*PROBLEM TO WORK ON:* Collect every line in the records below that contains the word "JSON".

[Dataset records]
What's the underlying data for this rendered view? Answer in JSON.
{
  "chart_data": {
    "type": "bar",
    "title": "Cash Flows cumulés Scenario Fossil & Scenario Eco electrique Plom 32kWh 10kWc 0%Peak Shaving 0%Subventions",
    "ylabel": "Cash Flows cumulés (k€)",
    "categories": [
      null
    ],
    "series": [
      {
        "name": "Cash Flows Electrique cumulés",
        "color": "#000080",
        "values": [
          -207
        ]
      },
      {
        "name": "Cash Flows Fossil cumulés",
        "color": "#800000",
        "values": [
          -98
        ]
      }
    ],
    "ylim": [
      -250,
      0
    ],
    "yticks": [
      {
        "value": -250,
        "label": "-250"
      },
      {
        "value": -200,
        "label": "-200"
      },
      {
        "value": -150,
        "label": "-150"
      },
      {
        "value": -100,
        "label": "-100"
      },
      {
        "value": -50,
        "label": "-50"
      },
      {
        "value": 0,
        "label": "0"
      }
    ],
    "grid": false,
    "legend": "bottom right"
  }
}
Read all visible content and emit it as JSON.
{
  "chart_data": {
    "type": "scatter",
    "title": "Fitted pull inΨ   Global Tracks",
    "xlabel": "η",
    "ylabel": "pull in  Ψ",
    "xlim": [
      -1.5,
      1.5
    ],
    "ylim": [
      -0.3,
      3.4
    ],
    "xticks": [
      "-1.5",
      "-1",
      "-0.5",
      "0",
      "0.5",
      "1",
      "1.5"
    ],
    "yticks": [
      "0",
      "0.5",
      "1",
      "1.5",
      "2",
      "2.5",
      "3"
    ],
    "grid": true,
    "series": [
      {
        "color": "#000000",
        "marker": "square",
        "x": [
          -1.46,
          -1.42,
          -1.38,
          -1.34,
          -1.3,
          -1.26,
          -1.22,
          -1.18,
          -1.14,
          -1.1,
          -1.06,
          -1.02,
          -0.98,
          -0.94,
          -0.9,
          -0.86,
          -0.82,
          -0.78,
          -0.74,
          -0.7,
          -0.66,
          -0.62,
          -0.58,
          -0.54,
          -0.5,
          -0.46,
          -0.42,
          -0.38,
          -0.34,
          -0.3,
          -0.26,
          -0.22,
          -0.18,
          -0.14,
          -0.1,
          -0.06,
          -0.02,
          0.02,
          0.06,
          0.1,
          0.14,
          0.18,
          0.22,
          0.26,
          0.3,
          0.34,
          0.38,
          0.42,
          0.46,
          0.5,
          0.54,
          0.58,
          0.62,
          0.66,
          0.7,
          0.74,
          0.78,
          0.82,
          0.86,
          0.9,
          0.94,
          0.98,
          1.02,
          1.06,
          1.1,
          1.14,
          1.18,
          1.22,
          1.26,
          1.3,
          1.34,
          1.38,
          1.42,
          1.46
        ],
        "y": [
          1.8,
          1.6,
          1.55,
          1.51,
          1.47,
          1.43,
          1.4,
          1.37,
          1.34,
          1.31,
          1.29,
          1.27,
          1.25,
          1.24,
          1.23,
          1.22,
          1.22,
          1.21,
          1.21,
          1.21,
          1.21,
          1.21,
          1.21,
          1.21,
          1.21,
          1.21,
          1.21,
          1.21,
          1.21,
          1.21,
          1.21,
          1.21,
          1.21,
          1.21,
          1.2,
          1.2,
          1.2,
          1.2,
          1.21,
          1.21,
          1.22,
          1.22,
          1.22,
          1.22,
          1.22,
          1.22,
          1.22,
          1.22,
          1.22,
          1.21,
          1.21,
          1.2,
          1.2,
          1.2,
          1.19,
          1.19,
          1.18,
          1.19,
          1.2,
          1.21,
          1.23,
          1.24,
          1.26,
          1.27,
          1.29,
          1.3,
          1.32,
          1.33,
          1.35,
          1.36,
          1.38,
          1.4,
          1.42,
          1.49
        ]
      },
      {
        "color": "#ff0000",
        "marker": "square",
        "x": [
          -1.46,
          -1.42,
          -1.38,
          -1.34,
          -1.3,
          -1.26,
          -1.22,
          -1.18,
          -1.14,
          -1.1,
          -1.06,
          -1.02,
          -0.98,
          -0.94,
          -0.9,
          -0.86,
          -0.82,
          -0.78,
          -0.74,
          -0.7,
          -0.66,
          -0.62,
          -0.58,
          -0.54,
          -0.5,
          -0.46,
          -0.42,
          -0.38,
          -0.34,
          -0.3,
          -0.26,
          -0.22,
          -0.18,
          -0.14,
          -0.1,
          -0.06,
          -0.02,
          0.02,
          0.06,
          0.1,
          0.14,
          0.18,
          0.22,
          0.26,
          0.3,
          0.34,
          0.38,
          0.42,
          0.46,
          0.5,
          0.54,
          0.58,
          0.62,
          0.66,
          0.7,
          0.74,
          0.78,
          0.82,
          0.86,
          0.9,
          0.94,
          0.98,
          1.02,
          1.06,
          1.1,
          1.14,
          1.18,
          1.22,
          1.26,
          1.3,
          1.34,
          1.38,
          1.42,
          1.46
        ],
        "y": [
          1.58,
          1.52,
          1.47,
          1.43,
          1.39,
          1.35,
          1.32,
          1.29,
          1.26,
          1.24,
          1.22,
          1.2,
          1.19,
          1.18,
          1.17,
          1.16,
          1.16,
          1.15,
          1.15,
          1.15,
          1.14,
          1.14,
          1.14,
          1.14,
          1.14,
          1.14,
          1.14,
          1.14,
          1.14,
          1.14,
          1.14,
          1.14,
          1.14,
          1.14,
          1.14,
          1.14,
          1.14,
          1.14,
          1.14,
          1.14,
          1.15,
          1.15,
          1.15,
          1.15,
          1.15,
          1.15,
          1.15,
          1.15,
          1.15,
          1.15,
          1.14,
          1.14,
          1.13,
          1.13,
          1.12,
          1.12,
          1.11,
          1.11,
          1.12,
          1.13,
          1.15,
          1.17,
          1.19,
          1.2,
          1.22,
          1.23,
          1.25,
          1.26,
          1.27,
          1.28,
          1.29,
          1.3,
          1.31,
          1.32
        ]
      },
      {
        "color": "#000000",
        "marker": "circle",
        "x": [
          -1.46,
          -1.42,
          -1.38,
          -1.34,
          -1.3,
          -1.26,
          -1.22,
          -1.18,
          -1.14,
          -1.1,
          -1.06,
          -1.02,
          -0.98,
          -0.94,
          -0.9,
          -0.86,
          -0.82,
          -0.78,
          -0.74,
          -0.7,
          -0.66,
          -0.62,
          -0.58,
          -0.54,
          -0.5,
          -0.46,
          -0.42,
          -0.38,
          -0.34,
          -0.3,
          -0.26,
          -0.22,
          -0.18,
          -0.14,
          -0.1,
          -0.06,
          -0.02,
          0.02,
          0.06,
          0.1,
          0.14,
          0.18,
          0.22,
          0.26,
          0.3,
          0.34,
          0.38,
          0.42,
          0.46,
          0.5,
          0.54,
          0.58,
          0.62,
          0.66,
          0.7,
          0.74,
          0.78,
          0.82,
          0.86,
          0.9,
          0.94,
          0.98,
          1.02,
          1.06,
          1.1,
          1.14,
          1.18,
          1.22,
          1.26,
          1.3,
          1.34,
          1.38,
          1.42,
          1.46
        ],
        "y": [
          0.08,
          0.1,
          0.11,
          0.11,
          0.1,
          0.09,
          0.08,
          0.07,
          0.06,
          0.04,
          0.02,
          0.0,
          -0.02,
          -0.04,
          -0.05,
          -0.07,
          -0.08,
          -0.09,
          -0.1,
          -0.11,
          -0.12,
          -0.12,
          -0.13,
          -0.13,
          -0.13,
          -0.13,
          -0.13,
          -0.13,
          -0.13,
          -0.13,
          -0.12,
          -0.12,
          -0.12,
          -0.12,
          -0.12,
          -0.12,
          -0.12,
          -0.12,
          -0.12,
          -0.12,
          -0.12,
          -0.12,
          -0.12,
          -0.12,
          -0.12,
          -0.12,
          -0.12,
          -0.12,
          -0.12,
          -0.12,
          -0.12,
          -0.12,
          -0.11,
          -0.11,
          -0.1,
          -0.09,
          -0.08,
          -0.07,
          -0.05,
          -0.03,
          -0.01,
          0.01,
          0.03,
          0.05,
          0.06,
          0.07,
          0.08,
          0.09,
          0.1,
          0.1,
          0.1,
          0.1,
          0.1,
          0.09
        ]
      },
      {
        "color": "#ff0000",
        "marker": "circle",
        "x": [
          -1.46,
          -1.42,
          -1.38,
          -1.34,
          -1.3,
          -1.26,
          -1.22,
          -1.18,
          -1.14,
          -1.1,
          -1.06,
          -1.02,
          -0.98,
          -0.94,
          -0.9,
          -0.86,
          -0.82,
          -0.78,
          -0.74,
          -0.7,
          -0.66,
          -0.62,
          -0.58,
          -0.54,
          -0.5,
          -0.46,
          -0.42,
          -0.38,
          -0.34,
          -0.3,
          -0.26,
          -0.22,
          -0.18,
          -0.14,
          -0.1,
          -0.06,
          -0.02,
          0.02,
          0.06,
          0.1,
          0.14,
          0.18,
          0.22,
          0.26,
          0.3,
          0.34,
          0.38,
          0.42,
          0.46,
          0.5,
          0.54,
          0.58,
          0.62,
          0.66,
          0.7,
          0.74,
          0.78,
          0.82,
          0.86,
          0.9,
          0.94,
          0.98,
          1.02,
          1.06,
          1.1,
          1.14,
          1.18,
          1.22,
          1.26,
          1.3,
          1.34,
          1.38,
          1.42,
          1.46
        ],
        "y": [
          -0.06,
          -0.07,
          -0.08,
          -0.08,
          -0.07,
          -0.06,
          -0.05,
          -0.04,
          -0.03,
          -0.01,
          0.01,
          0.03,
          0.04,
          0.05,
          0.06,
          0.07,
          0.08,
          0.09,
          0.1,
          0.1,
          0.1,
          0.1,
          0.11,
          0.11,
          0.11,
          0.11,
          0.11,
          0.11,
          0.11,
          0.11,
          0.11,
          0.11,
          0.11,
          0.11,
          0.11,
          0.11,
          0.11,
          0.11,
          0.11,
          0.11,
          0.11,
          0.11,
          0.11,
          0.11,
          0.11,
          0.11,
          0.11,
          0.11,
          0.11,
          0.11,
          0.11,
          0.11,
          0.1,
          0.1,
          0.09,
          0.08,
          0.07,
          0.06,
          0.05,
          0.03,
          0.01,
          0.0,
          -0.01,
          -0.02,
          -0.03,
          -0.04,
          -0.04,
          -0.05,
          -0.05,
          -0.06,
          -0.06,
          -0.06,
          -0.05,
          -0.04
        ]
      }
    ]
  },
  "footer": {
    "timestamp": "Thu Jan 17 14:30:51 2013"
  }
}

*OUTPUT FOR THIS TASK:*
What's the underlying data for this rendered view? Answer in JSON.
Read all visible content and emit it as JSON.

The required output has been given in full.